Figure contents as structured data.
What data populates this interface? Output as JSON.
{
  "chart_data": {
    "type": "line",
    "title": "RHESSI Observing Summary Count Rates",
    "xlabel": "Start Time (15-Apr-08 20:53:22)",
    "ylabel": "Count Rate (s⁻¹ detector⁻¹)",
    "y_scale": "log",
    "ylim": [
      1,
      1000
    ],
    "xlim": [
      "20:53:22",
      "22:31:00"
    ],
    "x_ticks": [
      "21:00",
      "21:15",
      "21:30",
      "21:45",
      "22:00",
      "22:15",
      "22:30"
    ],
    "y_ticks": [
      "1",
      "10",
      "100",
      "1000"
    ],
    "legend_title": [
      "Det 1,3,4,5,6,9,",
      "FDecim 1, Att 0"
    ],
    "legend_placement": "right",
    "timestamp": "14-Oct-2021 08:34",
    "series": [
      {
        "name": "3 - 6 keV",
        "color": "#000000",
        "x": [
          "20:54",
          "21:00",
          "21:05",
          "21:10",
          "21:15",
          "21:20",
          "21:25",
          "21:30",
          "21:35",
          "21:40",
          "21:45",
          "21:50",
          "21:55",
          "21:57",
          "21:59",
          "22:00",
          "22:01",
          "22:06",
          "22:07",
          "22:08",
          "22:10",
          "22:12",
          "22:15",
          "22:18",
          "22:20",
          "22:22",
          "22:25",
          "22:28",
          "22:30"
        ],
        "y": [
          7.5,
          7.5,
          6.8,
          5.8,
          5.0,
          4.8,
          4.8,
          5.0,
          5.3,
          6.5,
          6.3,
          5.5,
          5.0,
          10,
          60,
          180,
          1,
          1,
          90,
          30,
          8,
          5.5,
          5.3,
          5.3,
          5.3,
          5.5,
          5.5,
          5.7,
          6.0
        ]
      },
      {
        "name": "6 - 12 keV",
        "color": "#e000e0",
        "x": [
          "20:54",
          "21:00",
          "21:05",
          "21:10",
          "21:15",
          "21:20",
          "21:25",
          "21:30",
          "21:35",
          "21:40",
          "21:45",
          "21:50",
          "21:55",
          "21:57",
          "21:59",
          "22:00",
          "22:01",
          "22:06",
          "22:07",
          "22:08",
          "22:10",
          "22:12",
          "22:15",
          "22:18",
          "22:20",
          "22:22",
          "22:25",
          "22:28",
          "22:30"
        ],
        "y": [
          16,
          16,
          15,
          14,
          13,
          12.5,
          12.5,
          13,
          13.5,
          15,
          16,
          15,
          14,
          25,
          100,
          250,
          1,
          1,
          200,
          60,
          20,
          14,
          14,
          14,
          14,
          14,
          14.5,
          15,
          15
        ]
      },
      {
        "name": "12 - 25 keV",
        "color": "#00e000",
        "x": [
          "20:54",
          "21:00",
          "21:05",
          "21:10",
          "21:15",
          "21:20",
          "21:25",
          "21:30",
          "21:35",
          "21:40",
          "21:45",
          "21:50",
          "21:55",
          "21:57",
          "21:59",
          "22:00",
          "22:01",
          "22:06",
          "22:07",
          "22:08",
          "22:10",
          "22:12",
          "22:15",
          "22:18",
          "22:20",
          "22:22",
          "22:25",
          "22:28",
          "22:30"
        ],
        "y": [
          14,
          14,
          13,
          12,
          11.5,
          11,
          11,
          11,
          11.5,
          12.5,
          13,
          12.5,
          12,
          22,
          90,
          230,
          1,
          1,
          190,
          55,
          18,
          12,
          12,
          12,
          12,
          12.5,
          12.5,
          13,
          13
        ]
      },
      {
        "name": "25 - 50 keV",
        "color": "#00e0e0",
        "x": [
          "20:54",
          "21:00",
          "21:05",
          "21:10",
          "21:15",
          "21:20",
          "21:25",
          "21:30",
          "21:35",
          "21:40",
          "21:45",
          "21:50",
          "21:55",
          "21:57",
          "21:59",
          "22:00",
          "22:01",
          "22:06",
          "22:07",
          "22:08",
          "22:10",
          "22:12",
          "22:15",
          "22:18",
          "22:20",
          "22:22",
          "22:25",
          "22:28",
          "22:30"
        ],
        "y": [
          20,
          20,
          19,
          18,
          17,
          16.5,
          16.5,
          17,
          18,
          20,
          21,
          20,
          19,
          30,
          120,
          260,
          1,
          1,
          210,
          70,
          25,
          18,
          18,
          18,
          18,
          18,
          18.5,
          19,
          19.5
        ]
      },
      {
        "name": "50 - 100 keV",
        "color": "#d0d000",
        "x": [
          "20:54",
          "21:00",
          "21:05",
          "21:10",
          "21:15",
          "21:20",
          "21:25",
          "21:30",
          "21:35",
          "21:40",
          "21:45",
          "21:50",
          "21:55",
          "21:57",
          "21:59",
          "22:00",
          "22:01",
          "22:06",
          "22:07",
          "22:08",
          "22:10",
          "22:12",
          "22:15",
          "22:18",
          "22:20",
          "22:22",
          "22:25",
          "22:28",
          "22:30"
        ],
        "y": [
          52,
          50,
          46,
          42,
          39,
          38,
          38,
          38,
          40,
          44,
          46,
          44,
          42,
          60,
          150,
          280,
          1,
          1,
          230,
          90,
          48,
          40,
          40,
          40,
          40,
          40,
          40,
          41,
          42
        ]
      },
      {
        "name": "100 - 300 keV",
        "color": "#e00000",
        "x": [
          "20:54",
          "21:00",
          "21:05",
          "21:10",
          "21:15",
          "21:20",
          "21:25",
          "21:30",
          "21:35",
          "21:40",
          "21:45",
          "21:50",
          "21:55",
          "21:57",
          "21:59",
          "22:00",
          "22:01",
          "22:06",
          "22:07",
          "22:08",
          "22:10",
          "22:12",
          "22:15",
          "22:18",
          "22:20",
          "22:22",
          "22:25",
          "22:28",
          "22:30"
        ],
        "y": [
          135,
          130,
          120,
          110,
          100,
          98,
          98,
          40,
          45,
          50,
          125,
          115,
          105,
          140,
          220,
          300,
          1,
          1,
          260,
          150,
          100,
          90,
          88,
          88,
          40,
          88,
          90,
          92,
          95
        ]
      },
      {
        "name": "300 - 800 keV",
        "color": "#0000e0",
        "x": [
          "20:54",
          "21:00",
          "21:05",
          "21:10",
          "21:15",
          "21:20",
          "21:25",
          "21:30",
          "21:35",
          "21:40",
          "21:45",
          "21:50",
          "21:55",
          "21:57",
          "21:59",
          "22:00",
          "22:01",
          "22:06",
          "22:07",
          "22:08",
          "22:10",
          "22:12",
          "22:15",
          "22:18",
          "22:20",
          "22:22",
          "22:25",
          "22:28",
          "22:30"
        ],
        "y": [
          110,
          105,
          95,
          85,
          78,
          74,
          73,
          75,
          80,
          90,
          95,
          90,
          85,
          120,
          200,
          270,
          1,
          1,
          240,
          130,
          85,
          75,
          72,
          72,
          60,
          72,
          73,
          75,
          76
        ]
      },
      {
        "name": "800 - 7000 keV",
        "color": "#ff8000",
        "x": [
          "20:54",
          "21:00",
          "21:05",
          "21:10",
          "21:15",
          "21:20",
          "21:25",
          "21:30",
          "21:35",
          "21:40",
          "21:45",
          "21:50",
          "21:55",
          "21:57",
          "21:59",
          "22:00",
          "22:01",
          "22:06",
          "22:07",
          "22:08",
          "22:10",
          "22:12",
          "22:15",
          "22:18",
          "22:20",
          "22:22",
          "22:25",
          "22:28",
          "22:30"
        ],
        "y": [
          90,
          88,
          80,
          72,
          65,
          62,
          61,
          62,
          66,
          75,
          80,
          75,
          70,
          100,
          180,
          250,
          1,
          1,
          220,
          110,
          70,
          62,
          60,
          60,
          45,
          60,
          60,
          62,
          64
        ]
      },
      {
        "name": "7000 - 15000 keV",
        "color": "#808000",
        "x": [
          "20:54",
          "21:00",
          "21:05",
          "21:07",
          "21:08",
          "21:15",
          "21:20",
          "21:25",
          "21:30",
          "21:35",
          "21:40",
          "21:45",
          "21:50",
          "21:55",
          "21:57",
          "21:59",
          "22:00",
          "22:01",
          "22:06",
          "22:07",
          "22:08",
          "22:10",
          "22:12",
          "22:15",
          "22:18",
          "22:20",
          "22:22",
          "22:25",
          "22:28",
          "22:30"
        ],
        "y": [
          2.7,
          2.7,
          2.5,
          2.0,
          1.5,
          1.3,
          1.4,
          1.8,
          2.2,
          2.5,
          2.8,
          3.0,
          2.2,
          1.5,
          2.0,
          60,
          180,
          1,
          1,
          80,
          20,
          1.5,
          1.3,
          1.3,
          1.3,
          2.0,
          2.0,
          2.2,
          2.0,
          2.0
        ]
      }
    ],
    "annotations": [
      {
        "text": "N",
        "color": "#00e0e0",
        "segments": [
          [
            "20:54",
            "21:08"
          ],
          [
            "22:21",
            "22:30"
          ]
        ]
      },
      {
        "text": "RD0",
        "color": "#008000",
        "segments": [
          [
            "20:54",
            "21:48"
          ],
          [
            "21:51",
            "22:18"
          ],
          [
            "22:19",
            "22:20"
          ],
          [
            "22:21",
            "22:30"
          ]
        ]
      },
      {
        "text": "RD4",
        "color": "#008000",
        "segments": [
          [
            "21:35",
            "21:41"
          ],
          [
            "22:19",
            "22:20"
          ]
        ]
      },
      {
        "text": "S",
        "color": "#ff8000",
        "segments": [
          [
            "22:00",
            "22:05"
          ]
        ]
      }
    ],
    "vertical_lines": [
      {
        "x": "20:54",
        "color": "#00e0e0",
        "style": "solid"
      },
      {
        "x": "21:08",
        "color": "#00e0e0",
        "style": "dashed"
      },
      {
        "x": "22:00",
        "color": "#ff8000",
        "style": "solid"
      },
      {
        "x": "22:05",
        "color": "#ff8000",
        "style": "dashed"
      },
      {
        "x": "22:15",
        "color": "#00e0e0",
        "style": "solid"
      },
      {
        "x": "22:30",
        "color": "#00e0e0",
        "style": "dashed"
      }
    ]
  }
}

YOUR OBJECTIVE.
Identify lines with the string "name". Copy each one.

TASK OUTPUT.
        "name": "3 - 6 keV",
        "name": "6 - 12 keV",
        "name": "12 - 25 keV",
        "name": "25 - 50 keV",
        "name": "50 - 100 keV",
        "name": "100 - 300 keV",
        "name": "300 - 800 keV",
        "name": "800 - 7000 keV",
        "name": "7000 - 15000 keV",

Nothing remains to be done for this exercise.